>> Start

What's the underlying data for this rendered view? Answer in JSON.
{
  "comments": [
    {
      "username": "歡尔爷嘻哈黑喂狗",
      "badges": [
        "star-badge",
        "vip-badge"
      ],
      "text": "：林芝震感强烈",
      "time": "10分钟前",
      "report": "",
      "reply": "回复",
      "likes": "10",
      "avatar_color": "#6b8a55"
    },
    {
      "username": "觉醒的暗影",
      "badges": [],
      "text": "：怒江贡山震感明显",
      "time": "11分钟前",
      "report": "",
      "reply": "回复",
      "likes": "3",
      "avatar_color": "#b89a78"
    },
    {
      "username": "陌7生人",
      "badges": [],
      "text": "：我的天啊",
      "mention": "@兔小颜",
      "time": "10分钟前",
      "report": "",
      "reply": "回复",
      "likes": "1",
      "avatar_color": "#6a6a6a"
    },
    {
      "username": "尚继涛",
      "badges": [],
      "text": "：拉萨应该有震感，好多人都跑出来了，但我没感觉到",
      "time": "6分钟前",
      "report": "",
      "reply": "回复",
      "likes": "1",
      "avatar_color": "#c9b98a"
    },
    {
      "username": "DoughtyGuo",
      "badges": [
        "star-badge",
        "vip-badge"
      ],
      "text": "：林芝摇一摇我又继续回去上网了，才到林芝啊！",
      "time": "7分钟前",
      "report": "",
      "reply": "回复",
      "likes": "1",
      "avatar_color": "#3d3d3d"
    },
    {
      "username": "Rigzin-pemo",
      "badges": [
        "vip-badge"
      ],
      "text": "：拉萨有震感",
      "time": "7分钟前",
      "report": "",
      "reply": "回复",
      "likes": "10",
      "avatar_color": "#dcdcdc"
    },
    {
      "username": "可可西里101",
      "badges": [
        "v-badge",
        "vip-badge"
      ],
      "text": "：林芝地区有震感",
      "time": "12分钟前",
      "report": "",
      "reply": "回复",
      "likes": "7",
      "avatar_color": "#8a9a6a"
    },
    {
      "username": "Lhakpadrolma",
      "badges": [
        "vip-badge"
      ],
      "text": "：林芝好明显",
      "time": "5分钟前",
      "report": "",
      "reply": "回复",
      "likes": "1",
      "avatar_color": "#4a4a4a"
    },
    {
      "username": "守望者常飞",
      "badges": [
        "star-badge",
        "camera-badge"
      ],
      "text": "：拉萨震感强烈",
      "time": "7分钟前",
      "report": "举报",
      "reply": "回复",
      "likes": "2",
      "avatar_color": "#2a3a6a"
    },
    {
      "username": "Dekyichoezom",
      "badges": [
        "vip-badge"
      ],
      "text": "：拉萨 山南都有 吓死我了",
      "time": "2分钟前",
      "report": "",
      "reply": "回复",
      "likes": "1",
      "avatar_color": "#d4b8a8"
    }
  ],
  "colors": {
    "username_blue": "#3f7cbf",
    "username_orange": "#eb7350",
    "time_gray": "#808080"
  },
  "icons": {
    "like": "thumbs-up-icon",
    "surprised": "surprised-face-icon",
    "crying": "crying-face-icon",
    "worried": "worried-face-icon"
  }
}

>> End

§ **EXERCISE GOAL**:
Copy the material above verbatim.

§ **SOLVED PROBLEM**:
What's the underlying data for this rendered view? Answer in JSON.
{
  "comments": [
    {
      "username": "歡尔爷嘻哈黑喂狗",
      "badges": [
        "star-badge",
        "vip-badge"
      ],
      "text": "：林芝震感强烈",
      "time": "10分钟前",
      "report": "",
      "reply": "回复",
      "likes": "10",
      "avatar_color": "#6b8a55"
    },
    {
      "username": "觉醒的暗影",
      "badges": [],
      "text": "：怒江贡山震感明显",
      "time": "11分钟前",
      "report": "",
      "reply": "回复",
      "likes": "3",
      "avatar_color": "#b89a78"
    },
    {
      "username": "陌7生人",
      "badges": [],
      "text": "：我的天啊",
      "mention": "@兔小颜",
      "time": "10分钟前",
      "report": "",
      "reply": "回复",
      "likes": "1",
      "avatar_color": "#6a6a6a"
    },
    {
      "username": "尚继涛",
      "badges": [],
      "text": "：拉萨应该有震感，好多人都跑出来了，但我没感觉到",
      "time": "6分钟前",
      "report": "",
      "reply": "回复",
      "likes": "1",
      "avatar_color": "#c9b98a"
    },
    {
      "username": "DoughtyGuo",
      "badges": [
        "star-badge",
        "vip-badge"
      ],
      "text": "：林芝摇一摇我又继续回去上网了，才到林芝啊！",
      "time": "7分钟前",
      "report": "",
      "reply": "回复",
      "likes": "1",
      "avatar_color": "#3d3d3d"
    },
    {
      "username": "Rigzin-pemo",
      "badges": [
        "vip-badge"
      ],
      "text": "：拉萨有震感",
      "time": "7分钟前",
      "report": "",
      "reply": "回复",
      "likes": "10",
      "avatar_color": "#dcdcdc"
    },
    {
      "username": "可可西里101",
      "badges": [
        "v-badge",
        "vip-badge"
      ],
      "text": "：林芝地区有震感",
      "time": "12分钟前",
      "report": "",
      "reply": "回复",
      "likes": "7",
      "avatar_color": "#8a9a6a"
    },
    {
      "username": "Lhakpadrolma",
      "badges": [
        "vip-badge"
      ],
      "text": "：林芝好明显",
      "time": "5分钟前",
      "report": "",
      "reply": "回复",
      "likes": "1",
      "avatar_color": "#4a4a4a"
    },
    {
      "username": "守望者常飞",
      "badges": [
        "star-badge",
        "camera-badge"
      ],
      "text": "：拉萨震感强烈",
      "time": "7分钟前",
      "report": "举报",
      "reply": "回复",
      "likes": "2",
      "avatar_color": "#2a3a6a"
    },
    {
      "username": "Dekyichoezom",
      "badges": [
        "vip-badge"
      ],
      "text": "：拉萨 山南都有 吓死我了",
      "time": "2分钟前",
      "report": "",
      "reply": "回复",
      "likes": "1",
      "avatar_color": "#d4b8a8"
    }
  ],
  "colors": {
    "username_blue": "#3f7cbf",
    "username_orange": "#eb7350",
    "time_gray": "#808080"
  },
  "icons": {
    "like": "thumbs-up-icon",
    "surprised": "surprised-face-icon",
    "crying": "crying-face-icon",
    "worried": "worried-face-icon"
  }
}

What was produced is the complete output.